Give back the full listing, character for character, with no pictures.

** Start Given records **

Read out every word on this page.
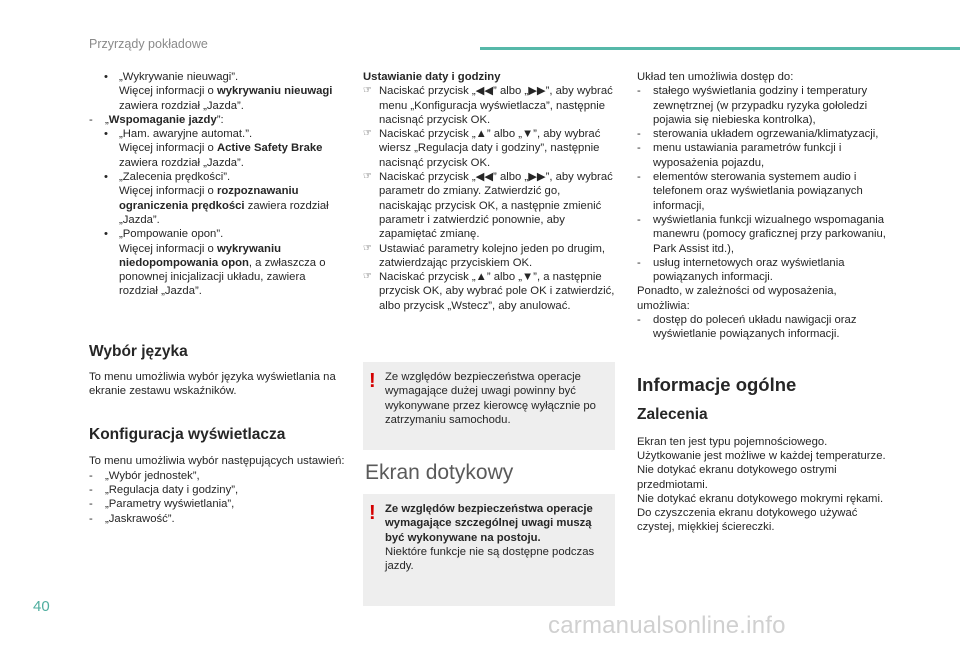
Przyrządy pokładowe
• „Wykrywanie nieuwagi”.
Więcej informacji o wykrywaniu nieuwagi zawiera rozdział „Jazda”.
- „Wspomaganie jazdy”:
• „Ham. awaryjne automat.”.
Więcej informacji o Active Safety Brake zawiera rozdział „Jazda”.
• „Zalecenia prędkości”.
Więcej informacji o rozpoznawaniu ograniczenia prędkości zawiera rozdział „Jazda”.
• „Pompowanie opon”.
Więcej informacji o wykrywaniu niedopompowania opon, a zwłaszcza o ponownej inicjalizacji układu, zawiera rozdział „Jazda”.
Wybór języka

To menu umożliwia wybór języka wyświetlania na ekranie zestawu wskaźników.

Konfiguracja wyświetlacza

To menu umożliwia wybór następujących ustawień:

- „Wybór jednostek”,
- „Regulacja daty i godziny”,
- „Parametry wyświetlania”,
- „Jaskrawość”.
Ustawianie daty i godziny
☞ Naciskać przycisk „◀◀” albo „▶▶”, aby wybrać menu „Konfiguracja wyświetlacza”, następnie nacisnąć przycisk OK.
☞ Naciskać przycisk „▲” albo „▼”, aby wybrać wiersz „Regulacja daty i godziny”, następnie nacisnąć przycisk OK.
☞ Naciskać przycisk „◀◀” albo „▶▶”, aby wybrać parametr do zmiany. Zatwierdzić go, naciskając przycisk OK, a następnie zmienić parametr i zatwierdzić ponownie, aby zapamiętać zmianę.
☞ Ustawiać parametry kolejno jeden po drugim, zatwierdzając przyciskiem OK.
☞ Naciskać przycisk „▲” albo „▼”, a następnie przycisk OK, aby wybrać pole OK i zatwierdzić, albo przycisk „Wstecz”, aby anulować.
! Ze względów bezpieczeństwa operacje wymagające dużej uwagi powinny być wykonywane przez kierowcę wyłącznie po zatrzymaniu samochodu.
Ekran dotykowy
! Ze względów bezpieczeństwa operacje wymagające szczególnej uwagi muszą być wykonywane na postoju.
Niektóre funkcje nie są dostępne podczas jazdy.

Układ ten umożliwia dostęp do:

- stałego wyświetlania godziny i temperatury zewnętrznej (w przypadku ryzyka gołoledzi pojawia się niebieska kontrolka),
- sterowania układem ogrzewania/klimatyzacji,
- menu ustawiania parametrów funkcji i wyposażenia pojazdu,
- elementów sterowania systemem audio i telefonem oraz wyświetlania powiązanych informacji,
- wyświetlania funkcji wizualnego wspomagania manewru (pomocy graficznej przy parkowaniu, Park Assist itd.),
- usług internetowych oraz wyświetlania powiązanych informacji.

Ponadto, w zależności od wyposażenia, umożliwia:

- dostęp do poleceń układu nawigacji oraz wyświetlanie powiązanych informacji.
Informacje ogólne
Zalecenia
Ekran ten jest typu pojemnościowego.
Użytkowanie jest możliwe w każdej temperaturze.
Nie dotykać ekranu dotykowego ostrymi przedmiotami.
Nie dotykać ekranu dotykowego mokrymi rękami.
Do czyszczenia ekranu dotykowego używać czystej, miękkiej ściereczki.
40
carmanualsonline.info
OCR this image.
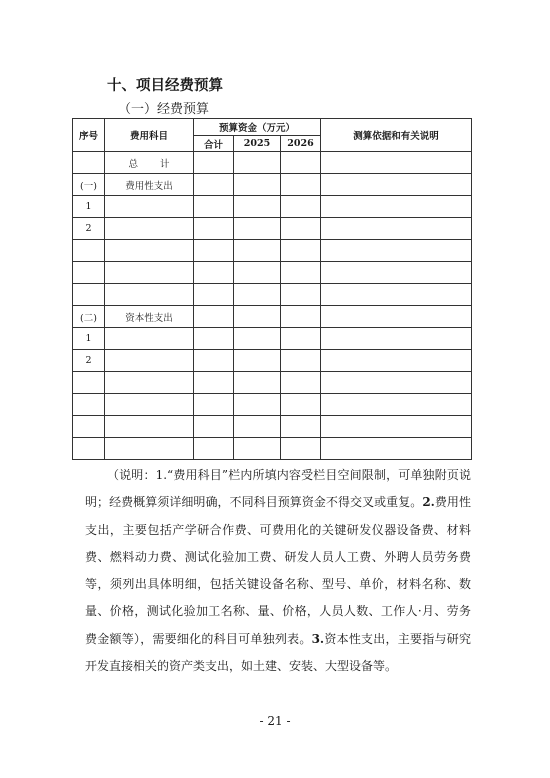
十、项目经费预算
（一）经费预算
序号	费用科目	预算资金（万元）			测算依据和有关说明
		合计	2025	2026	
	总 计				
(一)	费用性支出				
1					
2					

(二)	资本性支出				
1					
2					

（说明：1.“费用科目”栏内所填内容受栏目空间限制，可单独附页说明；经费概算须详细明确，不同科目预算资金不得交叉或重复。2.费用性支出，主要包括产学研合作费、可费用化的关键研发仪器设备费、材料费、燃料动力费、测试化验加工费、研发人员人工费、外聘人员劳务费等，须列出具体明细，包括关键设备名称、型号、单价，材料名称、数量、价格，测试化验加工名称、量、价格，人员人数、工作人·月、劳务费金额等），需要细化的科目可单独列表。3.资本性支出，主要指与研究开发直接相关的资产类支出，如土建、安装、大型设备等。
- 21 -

** End Given records **

Problem solution –
Read out every word on this page.
Przyrządy pokładowe
• „Wykrywanie nieuwagi”.
Więcej informacji o wykrywaniu nieuwagi zawiera rozdział „Jazda”.
- „Wspomaganie jazdy”:
• „Ham. awaryjne automat.”.
Więcej informacji o Active Safety Brake zawiera rozdział „Jazda”.
• „Zalecenia prędkości”.
Więcej informacji o rozpoznawaniu ograniczenia prędkości zawiera rozdział „Jazda”.
• „Pompowanie opon”.
Więcej informacji o wykrywaniu niedopompowania opon, a zwłaszcza o ponownej inicjalizacji układu, zawiera rozdział „Jazda”.
Wybór języka

To menu umożliwia wybór języka wyświetlania na ekranie zestawu wskaźników.

Konfiguracja wyświetlacza

To menu umożliwia wybór następujących ustawień:

- „Wybór jednostek”,
- „Regulacja daty i godziny”,
- „Parametry wyświetlania”,
- „Jaskrawość”.
Ustawianie daty i godziny
☞ Naciskać przycisk „◀◀” albo „▶▶”, aby wybrać menu „Konfiguracja wyświetlacza”, następnie nacisnąć przycisk OK.
☞ Naciskać przycisk „▲” albo „▼”, aby wybrać wiersz „Regulacja daty i godziny”, następnie nacisnąć przycisk OK.
☞ Naciskać przycisk „◀◀” albo „▶▶”, aby wybrać parametr do zmiany. Zatwierdzić go, naciskając przycisk OK, a następnie zmienić parametr i zatwierdzić ponownie, aby zapamiętać zmianę.
☞ Ustawiać parametry kolejno jeden po drugim, zatwierdzając przyciskiem OK.
☞ Naciskać przycisk „▲” albo „▼”, a następnie przycisk OK, aby wybrać pole OK i zatwierdzić, albo przycisk „Wstecz”, aby anulować.
! Ze względów bezpieczeństwa operacje wymagające dużej uwagi powinny być wykonywane przez kierowcę wyłącznie po zatrzymaniu samochodu.
Ekran dotykowy
! Ze względów bezpieczeństwa operacje wymagające szczególnej uwagi muszą być wykonywane na postoju.
Niektóre funkcje nie są dostępne podczas jazdy.

Układ ten umożliwia dostęp do:

- stałego wyświetlania godziny i temperatury zewnętrznej (w przypadku ryzyka gołoledzi pojawia się niebieska kontrolka),
- sterowania układem ogrzewania/klimatyzacji,
- menu ustawiania parametrów funkcji i wyposażenia pojazdu,
- elementów sterowania systemem audio i telefonem oraz wyświetlania powiązanych informacji,
- wyświetlania funkcji wizualnego wspomagania manewru (pomocy graficznej przy parkowaniu, Park Assist itd.),
- usług internetowych oraz wyświetlania powiązanych informacji.

Ponadto, w zależności od wyposażenia, umożliwia:

- dostęp do poleceń układu nawigacji oraz wyświetlanie powiązanych informacji.
Informacje ogólne
Zalecenia
Ekran ten jest typu pojemnościowego.
Użytkowanie jest możliwe w każdej temperaturze.
Nie dotykać ekranu dotykowego ostrymi przedmiotami.
Nie dotykać ekranu dotykowego mokrymi rękami.
Do czyszczenia ekranu dotykowego używać czystej, miękkiej ściereczki.
40
carmanualsonline.info
OCR this image.
十、项目经费预算
（一）经费预算
序号	费用科目	预算资金（万元）			测算依据和有关说明
		合计	2025	2026	
	总 计				
(一)	费用性支出				
1					
2					

(二)	资本性支出				
1					
2					

（说明：1.“费用科目”栏内所填内容受栏目空间限制，可单独附页说明；经费概算须详细明确，不同科目预算资金不得交叉或重复。2.费用性支出，主要包括产学研合作费、可费用化的关键研发仪器设备费、材料费、燃料动力费、测试化验加工费、研发人员人工费、外聘人员劳务费等，须列出具体明细，包括关键设备名称、型号、单价，材料名称、数量、价格，测试化验加工名称、量、价格，人员人数、工作人·月、劳务费金额等），需要细化的科目可单独列表。3.资本性支出，主要指与研究开发直接相关的资产类支出，如土建、安装、大型设备等。
- 21 -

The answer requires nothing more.